* [Directions for this task]:
Identify every line in the records below that contains the word "ciepła", and reproduce each one.

* [Material to process]:
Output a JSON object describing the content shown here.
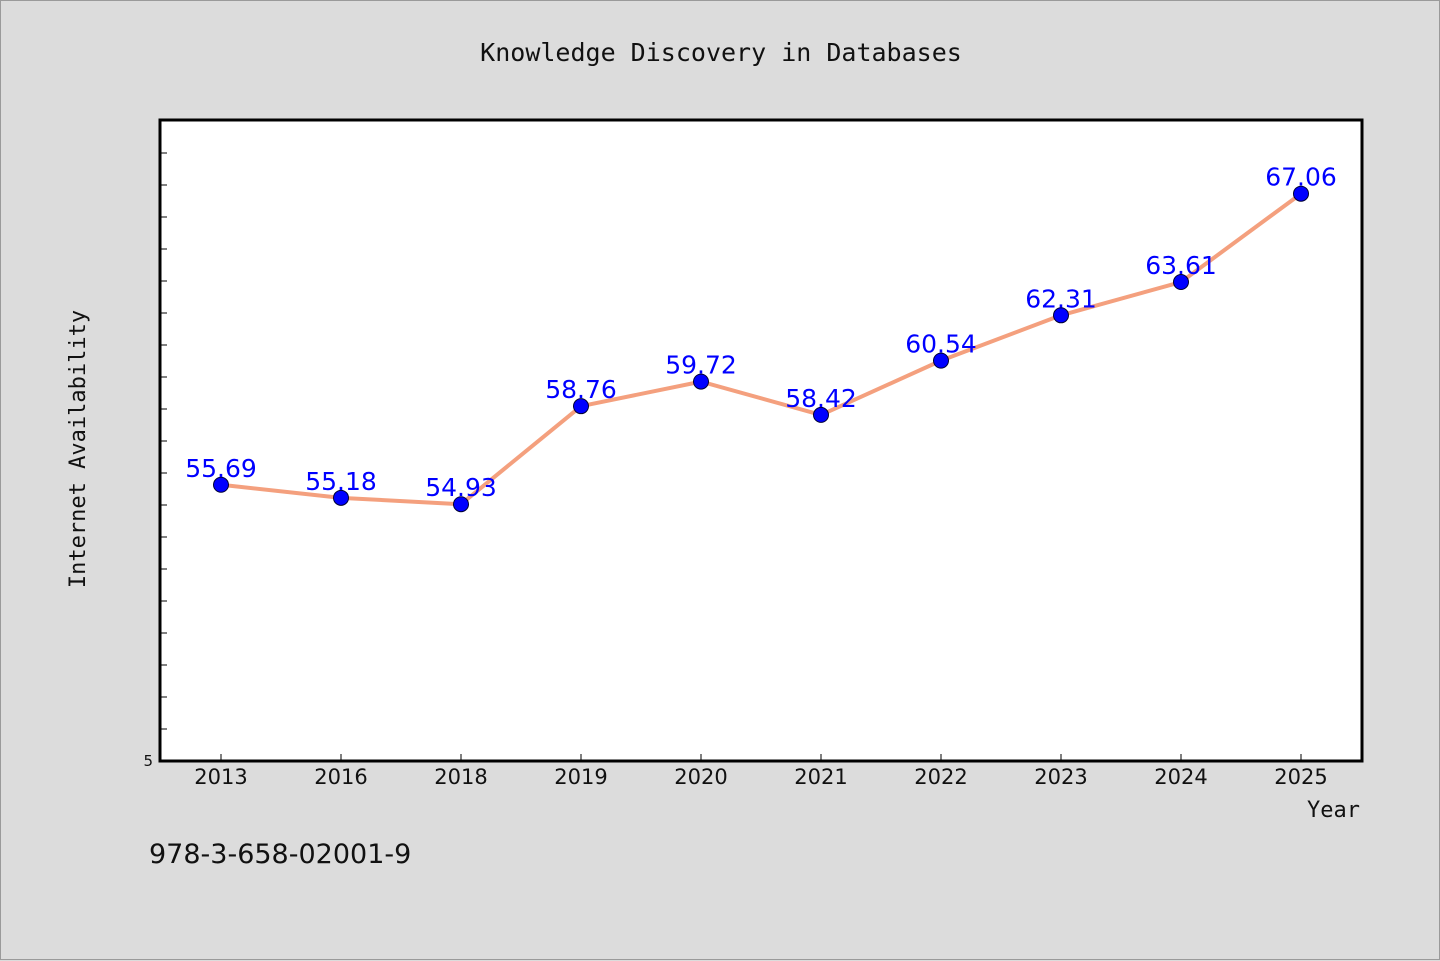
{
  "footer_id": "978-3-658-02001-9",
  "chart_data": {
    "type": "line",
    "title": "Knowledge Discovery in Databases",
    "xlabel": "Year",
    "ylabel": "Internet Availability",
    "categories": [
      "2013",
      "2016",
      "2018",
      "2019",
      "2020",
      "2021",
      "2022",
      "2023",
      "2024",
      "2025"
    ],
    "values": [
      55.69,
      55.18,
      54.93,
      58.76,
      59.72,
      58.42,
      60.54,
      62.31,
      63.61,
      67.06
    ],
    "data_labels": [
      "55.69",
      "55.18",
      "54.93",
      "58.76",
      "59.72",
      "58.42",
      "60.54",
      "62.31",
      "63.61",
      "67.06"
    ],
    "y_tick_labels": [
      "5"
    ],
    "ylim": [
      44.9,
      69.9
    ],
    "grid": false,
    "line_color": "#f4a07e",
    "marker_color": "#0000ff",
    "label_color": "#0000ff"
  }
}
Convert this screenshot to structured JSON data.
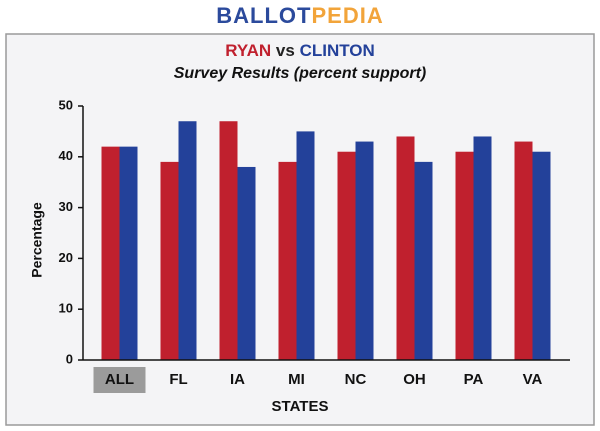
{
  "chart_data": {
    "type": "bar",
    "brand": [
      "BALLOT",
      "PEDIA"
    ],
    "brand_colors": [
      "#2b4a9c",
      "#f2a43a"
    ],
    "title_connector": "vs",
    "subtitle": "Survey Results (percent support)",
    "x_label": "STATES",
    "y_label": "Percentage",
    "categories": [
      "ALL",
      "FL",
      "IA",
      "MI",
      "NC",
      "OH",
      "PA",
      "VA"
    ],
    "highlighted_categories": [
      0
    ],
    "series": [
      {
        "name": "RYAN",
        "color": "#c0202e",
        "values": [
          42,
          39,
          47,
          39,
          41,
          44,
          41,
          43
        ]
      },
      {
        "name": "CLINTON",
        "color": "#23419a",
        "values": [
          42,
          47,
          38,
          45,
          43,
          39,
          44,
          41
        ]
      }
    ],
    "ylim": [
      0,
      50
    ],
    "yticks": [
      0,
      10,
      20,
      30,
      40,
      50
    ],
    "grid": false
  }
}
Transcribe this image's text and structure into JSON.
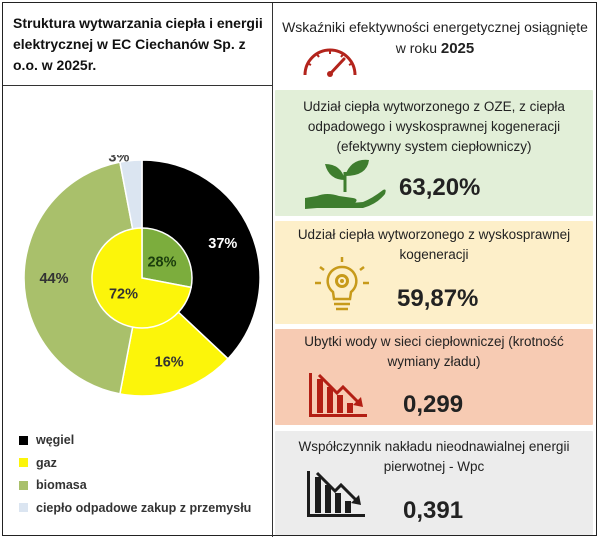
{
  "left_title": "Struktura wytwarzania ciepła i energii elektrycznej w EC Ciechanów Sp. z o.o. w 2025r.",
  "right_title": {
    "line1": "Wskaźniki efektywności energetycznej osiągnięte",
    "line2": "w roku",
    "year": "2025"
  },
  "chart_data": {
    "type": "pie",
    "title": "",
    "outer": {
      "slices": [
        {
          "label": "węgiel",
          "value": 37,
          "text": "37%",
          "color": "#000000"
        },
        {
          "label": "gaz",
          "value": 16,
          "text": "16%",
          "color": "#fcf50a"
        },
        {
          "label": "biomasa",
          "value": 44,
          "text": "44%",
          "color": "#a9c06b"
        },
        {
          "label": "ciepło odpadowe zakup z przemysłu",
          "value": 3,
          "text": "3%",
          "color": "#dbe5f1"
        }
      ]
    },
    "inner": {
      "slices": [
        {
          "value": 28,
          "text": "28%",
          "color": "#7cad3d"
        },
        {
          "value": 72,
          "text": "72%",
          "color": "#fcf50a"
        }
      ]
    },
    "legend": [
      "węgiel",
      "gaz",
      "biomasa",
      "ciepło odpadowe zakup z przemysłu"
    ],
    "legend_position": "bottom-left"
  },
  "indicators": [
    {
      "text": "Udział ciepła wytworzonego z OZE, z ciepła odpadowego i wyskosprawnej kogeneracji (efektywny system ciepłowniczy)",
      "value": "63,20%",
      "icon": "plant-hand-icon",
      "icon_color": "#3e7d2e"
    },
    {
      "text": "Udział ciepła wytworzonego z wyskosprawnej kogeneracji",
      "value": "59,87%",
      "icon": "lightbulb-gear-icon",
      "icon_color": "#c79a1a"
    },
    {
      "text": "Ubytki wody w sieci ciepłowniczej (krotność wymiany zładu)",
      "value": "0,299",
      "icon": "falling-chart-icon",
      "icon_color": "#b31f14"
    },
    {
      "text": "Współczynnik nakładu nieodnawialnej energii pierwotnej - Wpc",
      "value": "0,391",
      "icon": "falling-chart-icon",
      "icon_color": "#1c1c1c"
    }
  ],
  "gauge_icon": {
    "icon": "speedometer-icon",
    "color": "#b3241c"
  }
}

* [Task result]:
  "left_title": "Struktura wytwarzania ciepła i energii elektrycznej w EC Ciechanów Sp. z o.o. w 2025r.",
      "text": "Udział ciepła wytworzonego z OZE, z ciepła odpadowego i wyskosprawnej kogeneracji (efektywny system ciepłowniczy)",
      "text": "Udział ciepła wytworzonego z wyskosprawnej kogeneracji",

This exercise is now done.